→ DESCRIPTION OF THE TASK
Return all of the data exactly as given.

A block of data
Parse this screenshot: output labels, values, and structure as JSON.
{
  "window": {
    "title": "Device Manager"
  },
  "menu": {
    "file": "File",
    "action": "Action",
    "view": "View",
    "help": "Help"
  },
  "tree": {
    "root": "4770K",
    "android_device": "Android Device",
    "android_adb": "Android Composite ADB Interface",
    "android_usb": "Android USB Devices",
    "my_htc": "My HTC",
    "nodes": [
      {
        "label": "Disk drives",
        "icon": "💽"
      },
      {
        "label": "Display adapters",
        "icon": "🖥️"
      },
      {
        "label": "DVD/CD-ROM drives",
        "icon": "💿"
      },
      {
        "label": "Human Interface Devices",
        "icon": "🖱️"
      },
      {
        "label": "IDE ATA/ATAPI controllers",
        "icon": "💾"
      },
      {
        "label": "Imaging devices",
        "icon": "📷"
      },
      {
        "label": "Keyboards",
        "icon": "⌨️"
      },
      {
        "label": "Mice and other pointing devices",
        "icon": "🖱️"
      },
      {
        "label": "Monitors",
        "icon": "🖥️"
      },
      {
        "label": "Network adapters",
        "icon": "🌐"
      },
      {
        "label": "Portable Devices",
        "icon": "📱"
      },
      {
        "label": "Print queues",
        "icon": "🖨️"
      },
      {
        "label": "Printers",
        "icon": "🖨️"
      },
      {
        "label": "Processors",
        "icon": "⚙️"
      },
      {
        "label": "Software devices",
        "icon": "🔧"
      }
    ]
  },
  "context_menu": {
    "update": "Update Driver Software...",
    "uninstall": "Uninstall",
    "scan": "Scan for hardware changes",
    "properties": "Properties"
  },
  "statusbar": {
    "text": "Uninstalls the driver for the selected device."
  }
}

→ EXPECTED ANSWER
Parse this screenshot: output labels, values, and structure as JSON.
{
  "window": {
    "title": "Device Manager"
  },
  "menu": {
    "file": "File",
    "action": "Action",
    "view": "View",
    "help": "Help"
  },
  "tree": {
    "root": "4770K",
    "android_device": "Android Device",
    "android_adb": "Android Composite ADB Interface",
    "android_usb": "Android USB Devices",
    "my_htc": "My HTC",
    "nodes": [
      {
        "label": "Disk drives",
        "icon": "💽"
      },
      {
        "label": "Display adapters",
        "icon": "🖥️"
      },
      {
        "label": "DVD/CD-ROM drives",
        "icon": "💿"
      },
      {
        "label": "Human Interface Devices",
        "icon": "🖱️"
      },
      {
        "label": "IDE ATA/ATAPI controllers",
        "icon": "💾"
      },
      {
        "label": "Imaging devices",
        "icon": "📷"
      },
      {
        "label": "Keyboards",
        "icon": "⌨️"
      },
      {
        "label": "Mice and other pointing devices",
        "icon": "🖱️"
      },
      {
        "label": "Monitors",
        "icon": "🖥️"
      },
      {
        "label": "Network adapters",
        "icon": "🌐"
      },
      {
        "label": "Portable Devices",
        "icon": "📱"
      },
      {
        "label": "Print queues",
        "icon": "🖨️"
      },
      {
        "label": "Printers",
        "icon": "🖨️"
      },
      {
        "label": "Processors",
        "icon": "⚙️"
      },
      {
        "label": "Software devices",
        "icon": "🔧"
      }
    ]
  },
  "context_menu": {
    "update": "Update Driver Software...",
    "uninstall": "Uninstall",
    "scan": "Scan for hardware changes",
    "properties": "Properties"
  },
  "statusbar": {
    "text": "Uninstalls the driver for the selected device."
  }
}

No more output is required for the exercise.